Dataset items:
═══
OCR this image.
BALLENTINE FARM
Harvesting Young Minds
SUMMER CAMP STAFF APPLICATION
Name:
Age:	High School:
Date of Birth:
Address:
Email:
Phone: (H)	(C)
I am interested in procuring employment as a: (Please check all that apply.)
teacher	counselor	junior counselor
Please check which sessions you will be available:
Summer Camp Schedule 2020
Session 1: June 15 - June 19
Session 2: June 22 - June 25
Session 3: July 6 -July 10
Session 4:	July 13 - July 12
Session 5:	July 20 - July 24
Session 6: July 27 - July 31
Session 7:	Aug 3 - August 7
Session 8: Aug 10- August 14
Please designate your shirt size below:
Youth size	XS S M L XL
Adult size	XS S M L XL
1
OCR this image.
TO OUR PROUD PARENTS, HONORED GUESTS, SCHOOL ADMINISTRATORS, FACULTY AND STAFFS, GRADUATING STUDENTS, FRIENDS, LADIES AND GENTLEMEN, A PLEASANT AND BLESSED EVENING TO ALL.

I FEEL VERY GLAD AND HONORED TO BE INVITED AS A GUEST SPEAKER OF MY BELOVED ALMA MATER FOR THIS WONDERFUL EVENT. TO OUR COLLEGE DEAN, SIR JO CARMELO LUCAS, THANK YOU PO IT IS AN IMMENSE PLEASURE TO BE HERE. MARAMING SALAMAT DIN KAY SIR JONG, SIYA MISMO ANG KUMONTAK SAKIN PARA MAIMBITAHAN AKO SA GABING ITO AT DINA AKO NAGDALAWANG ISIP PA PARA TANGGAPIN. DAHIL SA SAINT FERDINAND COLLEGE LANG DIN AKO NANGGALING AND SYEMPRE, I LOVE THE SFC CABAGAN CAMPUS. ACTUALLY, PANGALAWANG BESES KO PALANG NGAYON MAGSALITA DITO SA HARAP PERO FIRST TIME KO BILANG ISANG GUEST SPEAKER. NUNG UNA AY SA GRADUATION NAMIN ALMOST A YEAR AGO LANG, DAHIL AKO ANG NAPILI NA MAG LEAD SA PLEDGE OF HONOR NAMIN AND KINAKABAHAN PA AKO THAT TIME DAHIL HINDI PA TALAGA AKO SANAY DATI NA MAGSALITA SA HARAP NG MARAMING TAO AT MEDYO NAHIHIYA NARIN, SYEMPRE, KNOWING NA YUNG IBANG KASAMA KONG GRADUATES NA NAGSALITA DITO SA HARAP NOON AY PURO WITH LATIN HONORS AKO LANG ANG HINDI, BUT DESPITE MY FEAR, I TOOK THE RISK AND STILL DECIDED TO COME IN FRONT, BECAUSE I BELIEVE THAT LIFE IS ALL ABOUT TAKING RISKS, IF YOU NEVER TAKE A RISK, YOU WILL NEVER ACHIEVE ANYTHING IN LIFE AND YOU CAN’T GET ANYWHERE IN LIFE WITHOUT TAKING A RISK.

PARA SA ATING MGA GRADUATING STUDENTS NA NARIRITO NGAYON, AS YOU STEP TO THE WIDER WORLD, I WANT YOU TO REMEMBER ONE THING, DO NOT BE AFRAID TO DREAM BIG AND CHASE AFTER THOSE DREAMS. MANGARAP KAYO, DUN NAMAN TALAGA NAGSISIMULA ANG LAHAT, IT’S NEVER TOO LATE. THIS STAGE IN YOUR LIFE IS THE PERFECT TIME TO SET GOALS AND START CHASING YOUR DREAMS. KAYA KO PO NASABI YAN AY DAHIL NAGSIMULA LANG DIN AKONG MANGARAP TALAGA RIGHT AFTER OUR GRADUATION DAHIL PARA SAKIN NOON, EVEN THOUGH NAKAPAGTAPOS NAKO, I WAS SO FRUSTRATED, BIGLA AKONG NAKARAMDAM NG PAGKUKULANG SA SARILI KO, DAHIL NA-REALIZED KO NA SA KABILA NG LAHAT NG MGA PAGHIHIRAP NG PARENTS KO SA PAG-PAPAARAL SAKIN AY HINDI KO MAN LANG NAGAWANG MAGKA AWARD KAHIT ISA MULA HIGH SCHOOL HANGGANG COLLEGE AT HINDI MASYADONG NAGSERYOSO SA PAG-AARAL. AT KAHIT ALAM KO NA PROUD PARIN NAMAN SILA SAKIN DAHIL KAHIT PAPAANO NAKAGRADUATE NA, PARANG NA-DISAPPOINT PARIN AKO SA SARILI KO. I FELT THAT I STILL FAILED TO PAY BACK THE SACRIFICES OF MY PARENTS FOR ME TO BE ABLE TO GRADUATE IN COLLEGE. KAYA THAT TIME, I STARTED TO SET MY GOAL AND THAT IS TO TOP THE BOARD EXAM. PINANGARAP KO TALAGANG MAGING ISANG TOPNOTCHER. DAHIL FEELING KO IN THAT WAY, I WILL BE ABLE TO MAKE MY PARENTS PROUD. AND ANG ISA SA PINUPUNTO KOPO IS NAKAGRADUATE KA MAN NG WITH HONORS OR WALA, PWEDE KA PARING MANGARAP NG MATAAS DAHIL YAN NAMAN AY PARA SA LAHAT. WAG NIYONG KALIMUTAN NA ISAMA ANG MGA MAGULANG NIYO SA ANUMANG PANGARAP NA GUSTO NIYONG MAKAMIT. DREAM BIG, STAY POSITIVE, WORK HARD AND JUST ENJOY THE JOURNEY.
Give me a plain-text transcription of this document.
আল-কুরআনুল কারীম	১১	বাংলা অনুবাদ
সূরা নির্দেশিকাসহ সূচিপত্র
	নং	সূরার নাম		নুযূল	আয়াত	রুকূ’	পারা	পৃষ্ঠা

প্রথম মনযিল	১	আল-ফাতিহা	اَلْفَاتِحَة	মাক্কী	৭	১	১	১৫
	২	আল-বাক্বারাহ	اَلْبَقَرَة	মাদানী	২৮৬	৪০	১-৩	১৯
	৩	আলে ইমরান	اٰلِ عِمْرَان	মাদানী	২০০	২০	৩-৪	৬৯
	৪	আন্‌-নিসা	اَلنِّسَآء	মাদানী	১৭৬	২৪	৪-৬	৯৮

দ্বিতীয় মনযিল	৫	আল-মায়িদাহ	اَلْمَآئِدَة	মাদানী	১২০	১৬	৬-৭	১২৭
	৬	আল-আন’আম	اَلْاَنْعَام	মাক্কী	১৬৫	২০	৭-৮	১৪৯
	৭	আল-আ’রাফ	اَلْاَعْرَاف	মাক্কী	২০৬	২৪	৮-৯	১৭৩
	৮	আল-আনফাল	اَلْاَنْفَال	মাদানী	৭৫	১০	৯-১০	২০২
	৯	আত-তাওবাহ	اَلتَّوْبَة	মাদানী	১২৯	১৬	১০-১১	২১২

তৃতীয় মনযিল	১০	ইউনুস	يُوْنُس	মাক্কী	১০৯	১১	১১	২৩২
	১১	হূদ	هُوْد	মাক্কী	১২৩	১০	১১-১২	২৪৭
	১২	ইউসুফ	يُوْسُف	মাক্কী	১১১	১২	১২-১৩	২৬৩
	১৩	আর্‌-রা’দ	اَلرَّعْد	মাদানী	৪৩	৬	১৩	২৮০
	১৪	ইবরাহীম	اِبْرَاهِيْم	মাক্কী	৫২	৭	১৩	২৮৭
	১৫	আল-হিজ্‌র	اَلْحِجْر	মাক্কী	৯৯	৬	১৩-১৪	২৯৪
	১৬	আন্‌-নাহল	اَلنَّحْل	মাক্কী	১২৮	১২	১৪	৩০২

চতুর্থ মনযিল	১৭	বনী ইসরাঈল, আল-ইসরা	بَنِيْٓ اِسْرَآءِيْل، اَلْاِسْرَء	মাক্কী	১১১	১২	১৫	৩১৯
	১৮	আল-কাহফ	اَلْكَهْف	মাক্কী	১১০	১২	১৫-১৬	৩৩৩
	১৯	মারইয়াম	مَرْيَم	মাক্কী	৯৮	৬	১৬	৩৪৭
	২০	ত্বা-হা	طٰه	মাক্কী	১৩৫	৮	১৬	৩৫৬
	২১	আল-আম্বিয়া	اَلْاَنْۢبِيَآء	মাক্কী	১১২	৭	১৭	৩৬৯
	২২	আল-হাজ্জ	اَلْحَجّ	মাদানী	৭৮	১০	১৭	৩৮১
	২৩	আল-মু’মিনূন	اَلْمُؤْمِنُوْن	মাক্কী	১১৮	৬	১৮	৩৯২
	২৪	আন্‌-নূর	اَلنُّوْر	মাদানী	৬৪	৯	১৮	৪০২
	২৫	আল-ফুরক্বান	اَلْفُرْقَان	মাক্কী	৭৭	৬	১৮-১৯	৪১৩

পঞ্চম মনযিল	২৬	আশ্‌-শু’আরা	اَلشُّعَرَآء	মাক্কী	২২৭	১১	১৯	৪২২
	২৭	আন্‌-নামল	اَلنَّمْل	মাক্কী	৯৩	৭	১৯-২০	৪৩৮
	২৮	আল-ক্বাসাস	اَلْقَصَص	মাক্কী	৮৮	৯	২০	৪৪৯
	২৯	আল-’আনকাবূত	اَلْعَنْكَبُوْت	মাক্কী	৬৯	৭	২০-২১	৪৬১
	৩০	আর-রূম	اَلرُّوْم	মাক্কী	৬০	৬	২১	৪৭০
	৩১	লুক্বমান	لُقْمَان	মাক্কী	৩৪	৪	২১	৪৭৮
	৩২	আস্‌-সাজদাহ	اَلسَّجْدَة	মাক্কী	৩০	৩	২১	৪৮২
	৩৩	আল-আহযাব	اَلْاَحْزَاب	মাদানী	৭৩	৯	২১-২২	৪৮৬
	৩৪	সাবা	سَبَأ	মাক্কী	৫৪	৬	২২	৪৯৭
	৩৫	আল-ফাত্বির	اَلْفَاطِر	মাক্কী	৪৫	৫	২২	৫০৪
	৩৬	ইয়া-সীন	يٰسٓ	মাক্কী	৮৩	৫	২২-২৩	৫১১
═══
Your answer should be a single number: how many lines in the data above include "check"?

*Solved exercise*: 2